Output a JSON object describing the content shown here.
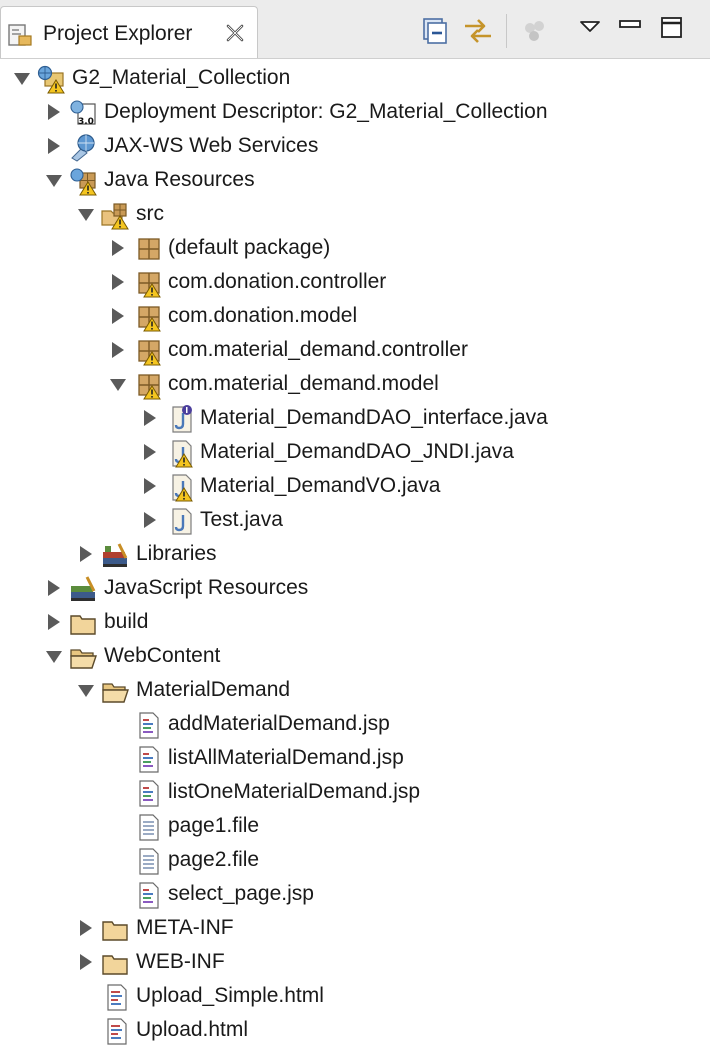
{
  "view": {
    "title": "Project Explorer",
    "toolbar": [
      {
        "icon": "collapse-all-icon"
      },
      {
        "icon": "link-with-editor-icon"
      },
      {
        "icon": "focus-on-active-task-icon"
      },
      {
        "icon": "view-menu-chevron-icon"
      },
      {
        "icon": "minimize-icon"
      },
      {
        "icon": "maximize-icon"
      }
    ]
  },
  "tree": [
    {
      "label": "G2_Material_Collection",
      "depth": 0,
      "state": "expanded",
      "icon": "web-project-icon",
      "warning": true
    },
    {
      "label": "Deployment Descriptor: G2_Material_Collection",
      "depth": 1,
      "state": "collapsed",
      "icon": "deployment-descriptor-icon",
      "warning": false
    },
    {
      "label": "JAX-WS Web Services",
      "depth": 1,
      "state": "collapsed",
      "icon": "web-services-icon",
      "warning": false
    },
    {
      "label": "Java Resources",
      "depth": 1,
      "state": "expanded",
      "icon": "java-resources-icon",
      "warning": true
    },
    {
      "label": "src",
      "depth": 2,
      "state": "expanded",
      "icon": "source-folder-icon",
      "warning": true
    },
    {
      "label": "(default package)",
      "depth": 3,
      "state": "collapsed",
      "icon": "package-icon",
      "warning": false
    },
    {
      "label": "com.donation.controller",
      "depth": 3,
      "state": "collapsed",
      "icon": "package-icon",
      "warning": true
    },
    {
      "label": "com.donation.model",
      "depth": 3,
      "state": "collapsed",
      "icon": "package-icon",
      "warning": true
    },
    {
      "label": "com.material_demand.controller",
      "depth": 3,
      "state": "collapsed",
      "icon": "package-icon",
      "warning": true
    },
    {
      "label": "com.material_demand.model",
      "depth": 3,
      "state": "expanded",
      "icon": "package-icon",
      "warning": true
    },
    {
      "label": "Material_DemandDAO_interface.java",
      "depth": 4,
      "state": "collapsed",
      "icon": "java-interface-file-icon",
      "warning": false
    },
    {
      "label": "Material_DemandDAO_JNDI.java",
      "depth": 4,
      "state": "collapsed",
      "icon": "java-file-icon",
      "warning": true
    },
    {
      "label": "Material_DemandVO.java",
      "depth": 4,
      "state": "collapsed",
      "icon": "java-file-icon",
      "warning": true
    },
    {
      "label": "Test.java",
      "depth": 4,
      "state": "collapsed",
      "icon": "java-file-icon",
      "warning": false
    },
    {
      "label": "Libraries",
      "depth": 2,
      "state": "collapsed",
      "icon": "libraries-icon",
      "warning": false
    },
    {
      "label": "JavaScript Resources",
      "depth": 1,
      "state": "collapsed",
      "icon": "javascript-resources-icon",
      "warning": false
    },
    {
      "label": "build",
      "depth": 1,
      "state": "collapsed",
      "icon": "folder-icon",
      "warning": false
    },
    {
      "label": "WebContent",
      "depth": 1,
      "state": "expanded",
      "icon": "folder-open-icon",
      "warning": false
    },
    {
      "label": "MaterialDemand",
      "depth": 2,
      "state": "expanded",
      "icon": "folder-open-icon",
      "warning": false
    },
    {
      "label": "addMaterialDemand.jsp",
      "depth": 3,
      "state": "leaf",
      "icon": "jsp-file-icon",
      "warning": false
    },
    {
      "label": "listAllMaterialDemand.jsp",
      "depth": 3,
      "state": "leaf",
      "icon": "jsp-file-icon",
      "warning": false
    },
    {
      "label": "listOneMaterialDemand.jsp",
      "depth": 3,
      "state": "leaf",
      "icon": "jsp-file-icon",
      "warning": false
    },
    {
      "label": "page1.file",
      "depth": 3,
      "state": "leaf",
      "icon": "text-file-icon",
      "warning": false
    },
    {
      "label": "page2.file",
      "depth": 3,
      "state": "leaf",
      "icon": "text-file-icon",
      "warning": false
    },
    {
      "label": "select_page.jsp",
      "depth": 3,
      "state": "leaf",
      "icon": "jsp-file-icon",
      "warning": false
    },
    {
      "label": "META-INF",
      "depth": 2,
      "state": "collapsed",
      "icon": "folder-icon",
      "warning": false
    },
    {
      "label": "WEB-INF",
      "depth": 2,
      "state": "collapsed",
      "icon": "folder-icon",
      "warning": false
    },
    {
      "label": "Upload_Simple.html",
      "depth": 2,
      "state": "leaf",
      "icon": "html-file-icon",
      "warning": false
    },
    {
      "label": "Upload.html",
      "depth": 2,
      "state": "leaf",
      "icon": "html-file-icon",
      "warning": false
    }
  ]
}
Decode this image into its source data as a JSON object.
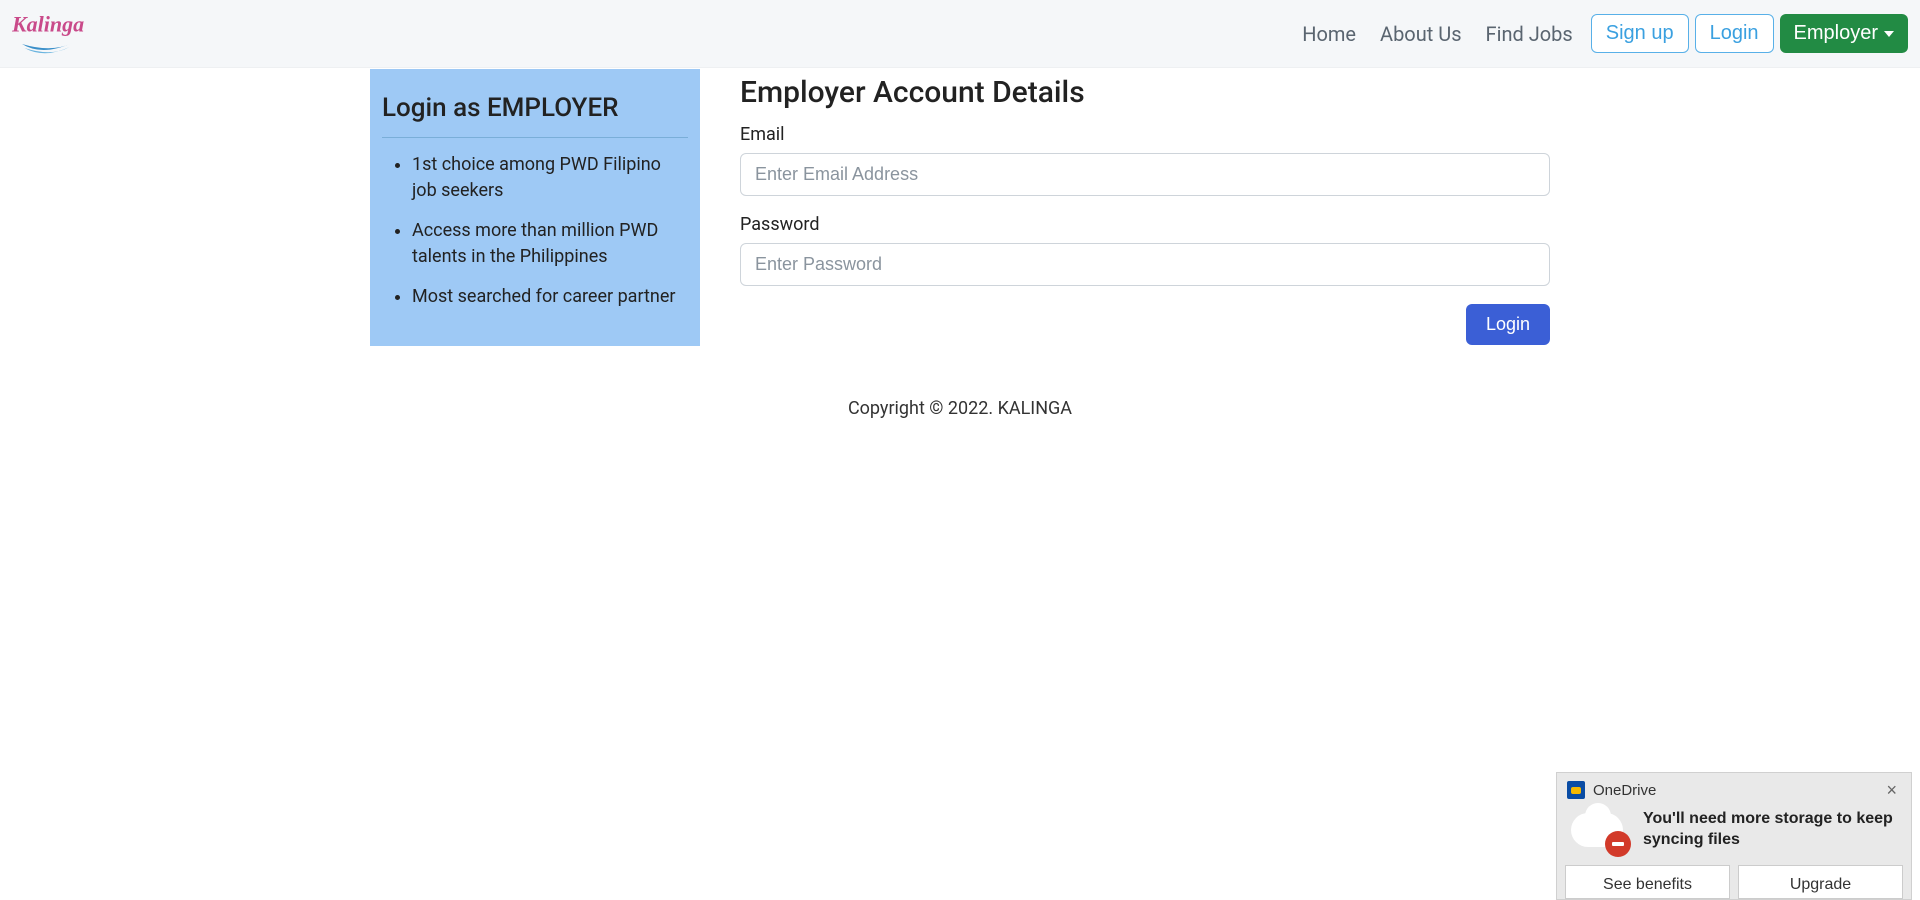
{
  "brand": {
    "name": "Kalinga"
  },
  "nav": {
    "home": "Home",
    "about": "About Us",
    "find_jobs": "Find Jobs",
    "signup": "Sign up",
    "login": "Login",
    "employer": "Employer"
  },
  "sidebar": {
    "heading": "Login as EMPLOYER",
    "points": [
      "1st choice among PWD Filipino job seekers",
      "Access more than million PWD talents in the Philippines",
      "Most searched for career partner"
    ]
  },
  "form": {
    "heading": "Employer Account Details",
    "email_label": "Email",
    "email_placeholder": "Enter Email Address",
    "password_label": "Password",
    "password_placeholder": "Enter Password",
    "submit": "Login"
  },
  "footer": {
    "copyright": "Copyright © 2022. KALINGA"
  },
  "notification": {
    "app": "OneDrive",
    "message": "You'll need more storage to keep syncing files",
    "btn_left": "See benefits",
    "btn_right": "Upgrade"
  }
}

*CHALLENGE*
Every line above should be returned word for word, with the pictures left behind.

*EXPECTED OUTPUT*
Output a JSON object describing the content shown here.
{
  "view": {
    "title": "Project Explorer",
    "toolbar": [
      {
        "icon": "collapse-all-icon"
      },
      {
        "icon": "link-with-editor-icon"
      },
      {
        "icon": "focus-on-active-task-icon"
      },
      {
        "icon": "view-menu-chevron-icon"
      },
      {
        "icon": "minimize-icon"
      },
      {
        "icon": "maximize-icon"
      }
    ]
  },
  "tree": [
    {
      "label": "G2_Material_Collection",
      "depth": 0,
      "state": "expanded",
      "icon": "web-project-icon",
      "warning": true
    },
    {
      "label": "Deployment Descriptor: G2_Material_Collection",
      "depth": 1,
      "state": "collapsed",
      "icon": "deployment-descriptor-icon",
      "warning": false
    },
    {
      "label": "JAX-WS Web Services",
      "depth": 1,
      "state": "collapsed",
      "icon": "web-services-icon",
      "warning": false
    },
    {
      "label": "Java Resources",
      "depth": 1,
      "state": "expanded",
      "icon": "java-resources-icon",
      "warning": true
    },
    {
      "label": "src",
      "depth": 2,
      "state": "expanded",
      "icon": "source-folder-icon",
      "warning": true
    },
    {
      "label": "(default package)",
      "depth": 3,
      "state": "collapsed",
      "icon": "package-icon",
      "warning": false
    },
    {
      "label": "com.donation.controller",
      "depth": 3,
      "state": "collapsed",
      "icon": "package-icon",
      "warning": true
    },
    {
      "label": "com.donation.model",
      "depth": 3,
      "state": "collapsed",
      "icon": "package-icon",
      "warning": true
    },
    {
      "label": "com.material_demand.controller",
      "depth": 3,
      "state": "collapsed",
      "icon": "package-icon",
      "warning": true
    },
    {
      "label": "com.material_demand.model",
      "depth": 3,
      "state": "expanded",
      "icon": "package-icon",
      "warning": true
    },
    {
      "label": "Material_DemandDAO_interface.java",
      "depth": 4,
      "state": "collapsed",
      "icon": "java-interface-file-icon",
      "warning": false
    },
    {
      "label": "Material_DemandDAO_JNDI.java",
      "depth": 4,
      "state": "collapsed",
      "icon": "java-file-icon",
      "warning": true
    },
    {
      "label": "Material_DemandVO.java",
      "depth": 4,
      "state": "collapsed",
      "icon": "java-file-icon",
      "warning": true
    },
    {
      "label": "Test.java",
      "depth": 4,
      "state": "collapsed",
      "icon": "java-file-icon",
      "warning": false
    },
    {
      "label": "Libraries",
      "depth": 2,
      "state": "collapsed",
      "icon": "libraries-icon",
      "warning": false
    },
    {
      "label": "JavaScript Resources",
      "depth": 1,
      "state": "collapsed",
      "icon": "javascript-resources-icon",
      "warning": false
    },
    {
      "label": "build",
      "depth": 1,
      "state": "collapsed",
      "icon": "folder-icon",
      "warning": false
    },
    {
      "label": "WebContent",
      "depth": 1,
      "state": "expanded",
      "icon": "folder-open-icon",
      "warning": false
    },
    {
      "label": "MaterialDemand",
      "depth": 2,
      "state": "expanded",
      "icon": "folder-open-icon",
      "warning": false
    },
    {
      "label": "addMaterialDemand.jsp",
      "depth": 3,
      "state": "leaf",
      "icon": "jsp-file-icon",
      "warning": false
    },
    {
      "label": "listAllMaterialDemand.jsp",
      "depth": 3,
      "state": "leaf",
      "icon": "jsp-file-icon",
      "warning": false
    },
    {
      "label": "listOneMaterialDemand.jsp",
      "depth": 3,
      "state": "leaf",
      "icon": "jsp-file-icon",
      "warning": false
    },
    {
      "label": "page1.file",
      "depth": 3,
      "state": "leaf",
      "icon": "text-file-icon",
      "warning": false
    },
    {
      "label": "page2.file",
      "depth": 3,
      "state": "leaf",
      "icon": "text-file-icon",
      "warning": false
    },
    {
      "label": "select_page.jsp",
      "depth": 3,
      "state": "leaf",
      "icon": "jsp-file-icon",
      "warning": false
    },
    {
      "label": "META-INF",
      "depth": 2,
      "state": "collapsed",
      "icon": "folder-icon",
      "warning": false
    },
    {
      "label": "WEB-INF",
      "depth": 2,
      "state": "collapsed",
      "icon": "folder-icon",
      "warning": false
    },
    {
      "label": "Upload_Simple.html",
      "depth": 2,
      "state": "leaf",
      "icon": "html-file-icon",
      "warning": false
    },
    {
      "label": "Upload.html",
      "depth": 2,
      "state": "leaf",
      "icon": "html-file-icon",
      "warning": false
    }
  ]
}
Decode this image into its source data as a JSON object.
{
  "brand": {
    "name": "Kalinga"
  },
  "nav": {
    "home": "Home",
    "about": "About Us",
    "find_jobs": "Find Jobs",
    "signup": "Sign up",
    "login": "Login",
    "employer": "Employer"
  },
  "sidebar": {
    "heading": "Login as EMPLOYER",
    "points": [
      "1st choice among PWD Filipino job seekers",
      "Access more than million PWD talents in the Philippines",
      "Most searched for career partner"
    ]
  },
  "form": {
    "heading": "Employer Account Details",
    "email_label": "Email",
    "email_placeholder": "Enter Email Address",
    "password_label": "Password",
    "password_placeholder": "Enter Password",
    "submit": "Login"
  },
  "footer": {
    "copyright": "Copyright © 2022. KALINGA"
  },
  "notification": {
    "app": "OneDrive",
    "message": "You'll need more storage to keep syncing files",
    "btn_left": "See benefits",
    "btn_right": "Upgrade"
  }
}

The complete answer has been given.